▶ RECORDS SHOWN
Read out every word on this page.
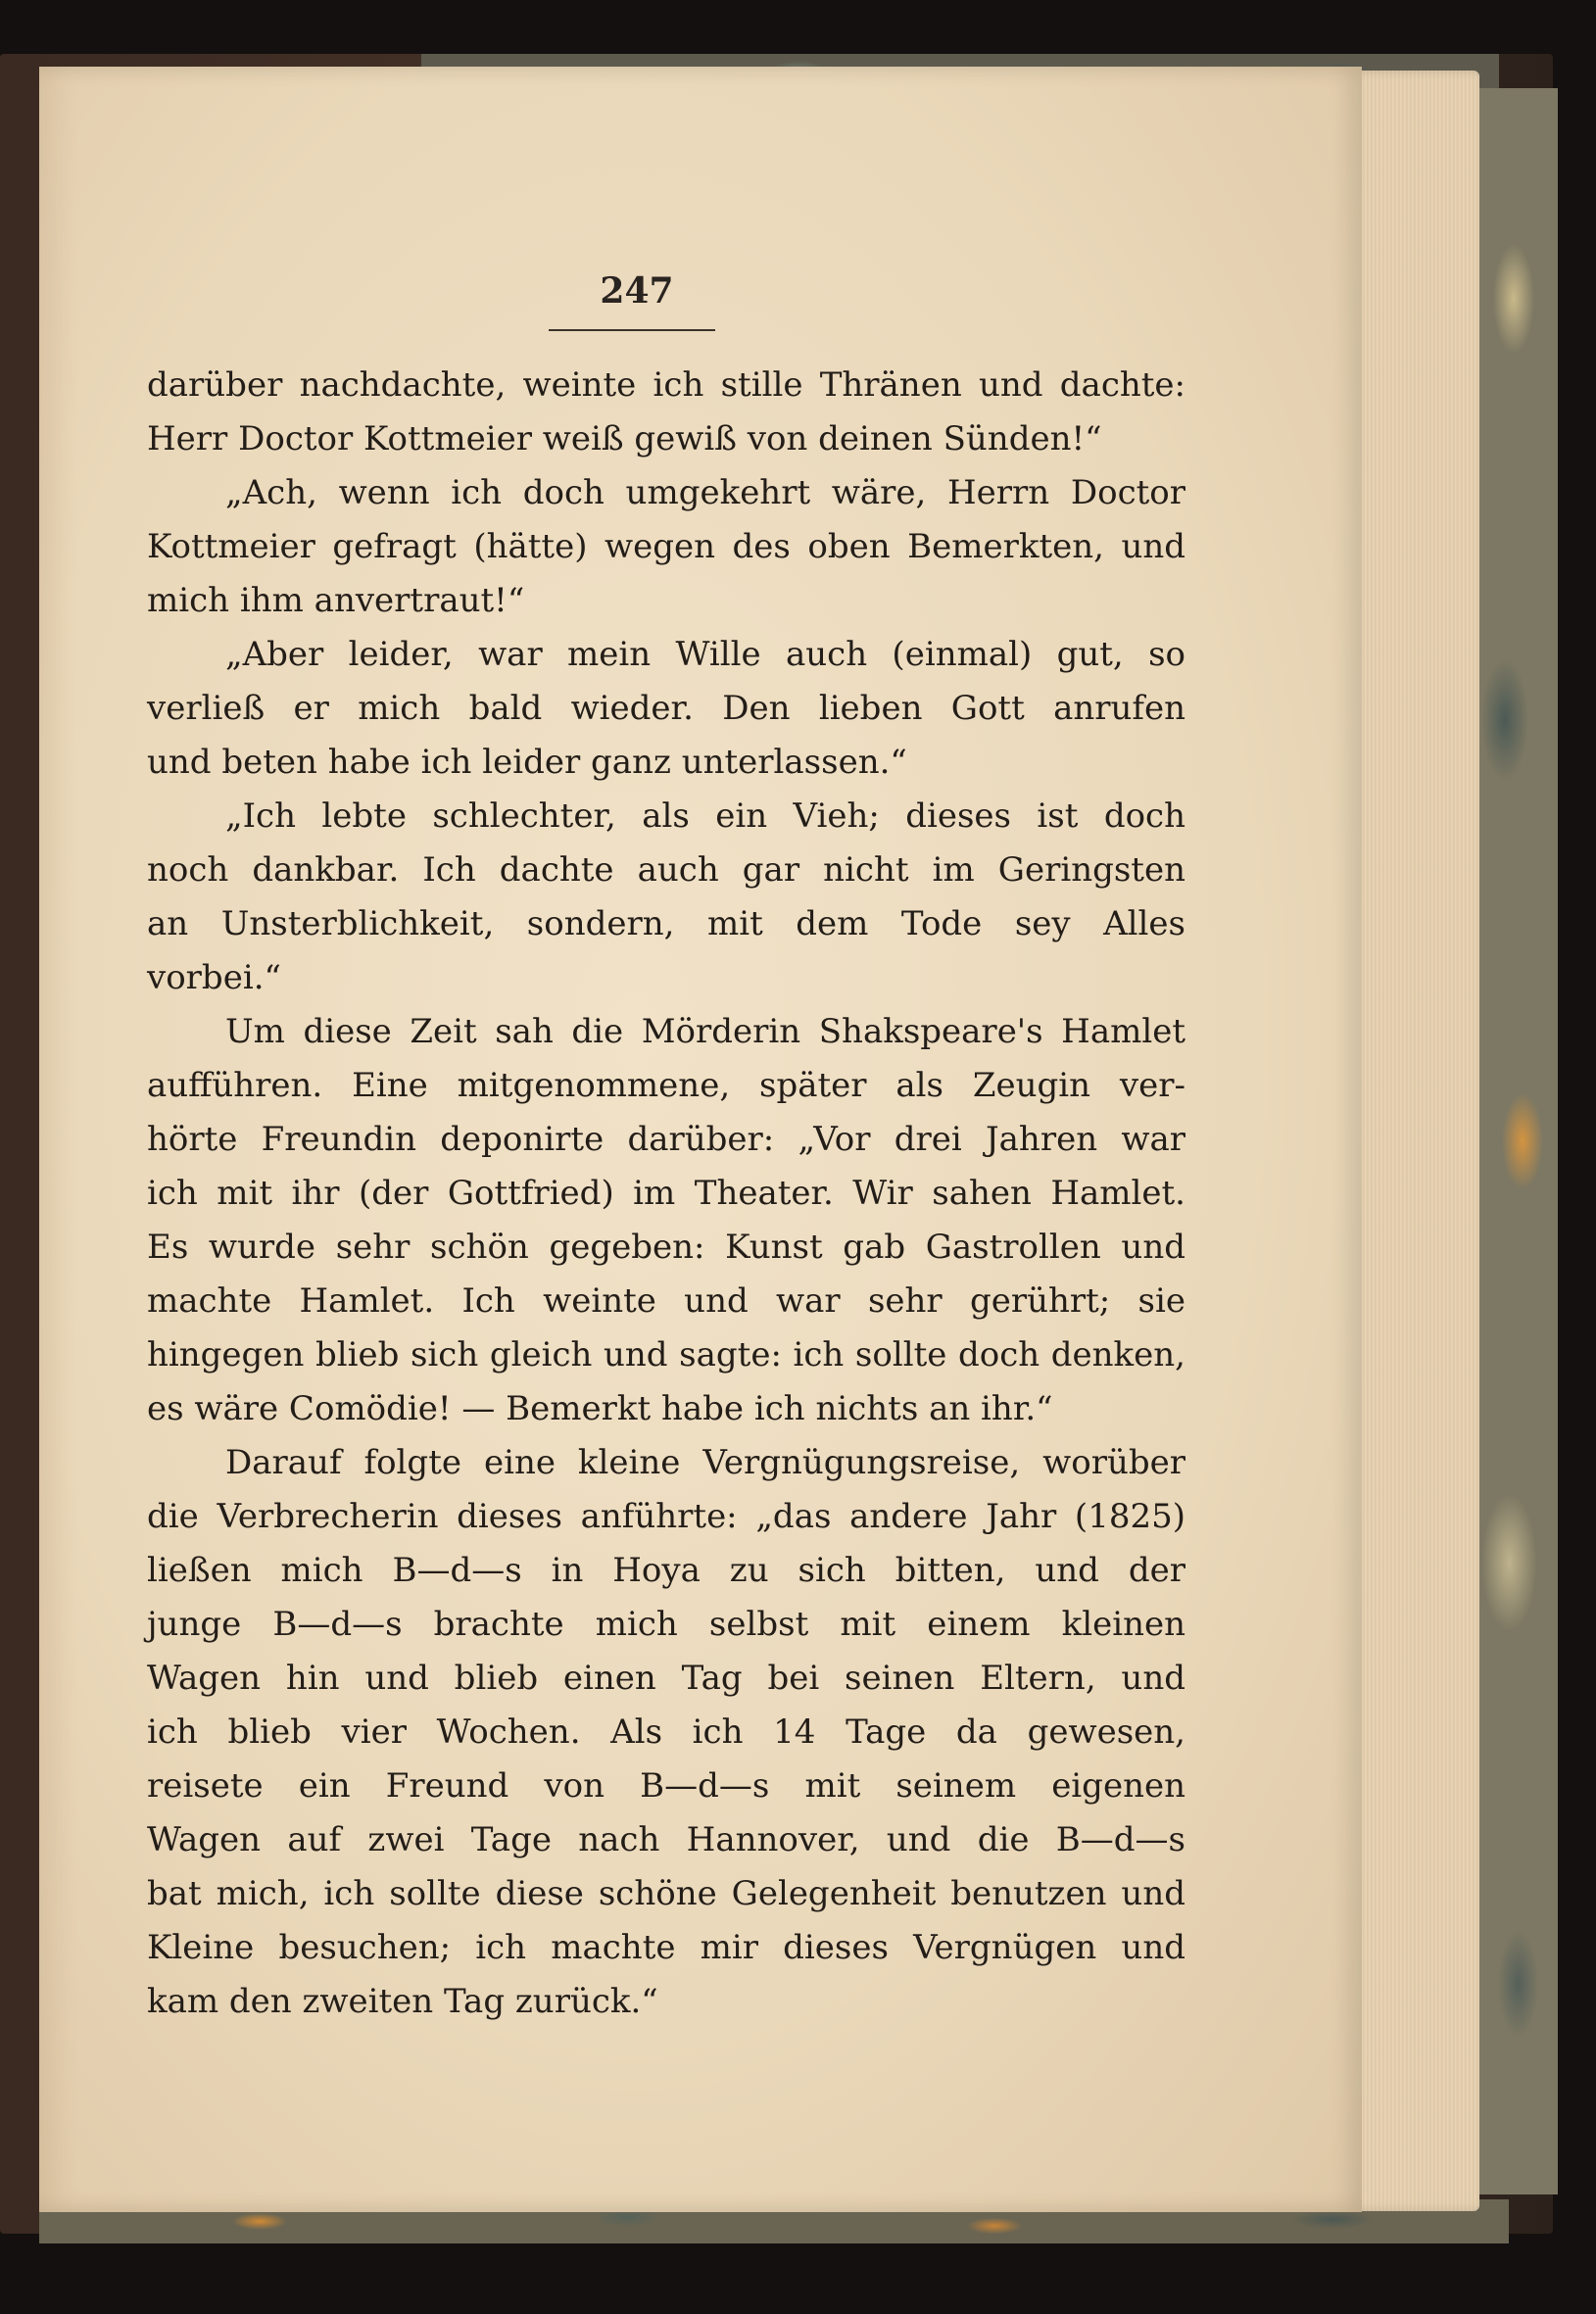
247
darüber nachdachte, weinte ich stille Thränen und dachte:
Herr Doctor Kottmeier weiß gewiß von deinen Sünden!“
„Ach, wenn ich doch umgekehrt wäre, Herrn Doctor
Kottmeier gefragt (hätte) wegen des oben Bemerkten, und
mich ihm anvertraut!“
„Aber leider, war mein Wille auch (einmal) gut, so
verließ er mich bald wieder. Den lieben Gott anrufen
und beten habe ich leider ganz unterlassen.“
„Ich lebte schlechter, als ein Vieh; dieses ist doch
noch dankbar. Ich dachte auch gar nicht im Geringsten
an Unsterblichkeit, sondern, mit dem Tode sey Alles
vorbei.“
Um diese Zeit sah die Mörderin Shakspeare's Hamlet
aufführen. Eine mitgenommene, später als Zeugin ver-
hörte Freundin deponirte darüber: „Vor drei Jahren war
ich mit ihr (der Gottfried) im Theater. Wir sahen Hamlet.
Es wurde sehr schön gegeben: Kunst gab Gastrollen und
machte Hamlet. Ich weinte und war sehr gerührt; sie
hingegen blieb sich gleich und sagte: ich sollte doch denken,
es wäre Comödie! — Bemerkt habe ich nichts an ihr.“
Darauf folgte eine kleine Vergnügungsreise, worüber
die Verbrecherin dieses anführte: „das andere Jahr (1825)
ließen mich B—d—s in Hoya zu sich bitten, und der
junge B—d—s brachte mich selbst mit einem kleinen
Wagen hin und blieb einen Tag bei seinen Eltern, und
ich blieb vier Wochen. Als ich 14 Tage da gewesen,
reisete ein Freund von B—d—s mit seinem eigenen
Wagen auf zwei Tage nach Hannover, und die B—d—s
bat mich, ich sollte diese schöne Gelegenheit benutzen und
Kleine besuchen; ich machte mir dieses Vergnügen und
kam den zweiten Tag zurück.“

▶ PROBLEM REQUIREMENTS
Please transcribe all of the entries exactly and omit any picture they hold.

▶ SOLUTION FOR THIS PROBLEM
Read out every word on this page.
247
darüber nachdachte, weinte ich stille Thränen und dachte:
Herr Doctor Kottmeier weiß gewiß von deinen Sünden!“
„Ach, wenn ich doch umgekehrt wäre, Herrn Doctor
Kottmeier gefragt (hätte) wegen des oben Bemerkten, und
mich ihm anvertraut!“
„Aber leider, war mein Wille auch (einmal) gut, so
verließ er mich bald wieder. Den lieben Gott anrufen
und beten habe ich leider ganz unterlassen.“
„Ich lebte schlechter, als ein Vieh; dieses ist doch
noch dankbar. Ich dachte auch gar nicht im Geringsten
an Unsterblichkeit, sondern, mit dem Tode sey Alles
vorbei.“
Um diese Zeit sah die Mörderin Shakspeare's Hamlet
aufführen. Eine mitgenommene, später als Zeugin ver-
hörte Freundin deponirte darüber: „Vor drei Jahren war
ich mit ihr (der Gottfried) im Theater. Wir sahen Hamlet.
Es wurde sehr schön gegeben: Kunst gab Gastrollen und
machte Hamlet. Ich weinte und war sehr gerührt; sie
hingegen blieb sich gleich und sagte: ich sollte doch denken,
es wäre Comödie! — Bemerkt habe ich nichts an ihr.“
Darauf folgte eine kleine Vergnügungsreise, worüber
die Verbrecherin dieses anführte: „das andere Jahr (1825)
ließen mich B—d—s in Hoya zu sich bitten, und der
junge B—d—s brachte mich selbst mit einem kleinen
Wagen hin und blieb einen Tag bei seinen Eltern, und
ich blieb vier Wochen. Als ich 14 Tage da gewesen,
reisete ein Freund von B—d—s mit seinem eigenen
Wagen auf zwei Tage nach Hannover, und die B—d—s
bat mich, ich sollte diese schöne Gelegenheit benutzen und
Kleine besuchen; ich machte mir dieses Vergnügen und
kam den zweiten Tag zurück.“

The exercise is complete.